Write out every line below that includes the word "读书推荐".

# Dataset entries

────────────────

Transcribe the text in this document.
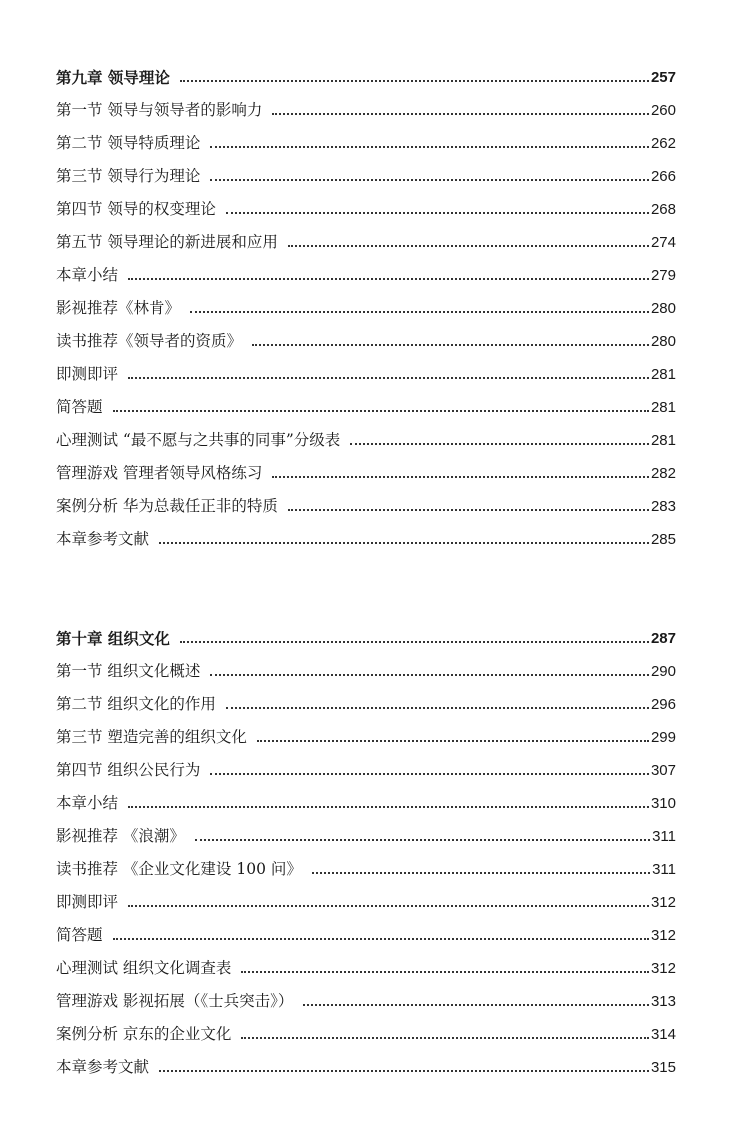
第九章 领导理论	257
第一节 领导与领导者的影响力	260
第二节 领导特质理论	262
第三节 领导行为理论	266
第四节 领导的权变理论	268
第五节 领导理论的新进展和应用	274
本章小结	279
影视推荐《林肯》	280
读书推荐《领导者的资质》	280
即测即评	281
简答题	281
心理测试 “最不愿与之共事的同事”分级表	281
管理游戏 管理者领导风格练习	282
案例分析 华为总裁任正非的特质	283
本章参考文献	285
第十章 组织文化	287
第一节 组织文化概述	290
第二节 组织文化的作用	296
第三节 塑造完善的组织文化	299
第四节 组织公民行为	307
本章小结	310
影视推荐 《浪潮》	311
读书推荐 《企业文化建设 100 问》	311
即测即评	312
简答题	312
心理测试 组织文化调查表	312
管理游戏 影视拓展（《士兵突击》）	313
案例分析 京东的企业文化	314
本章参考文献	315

────────────────

# Answer for this exercise
读书推荐《领导者的资质》	280
读书推荐 《企业文化建设 100 问》	311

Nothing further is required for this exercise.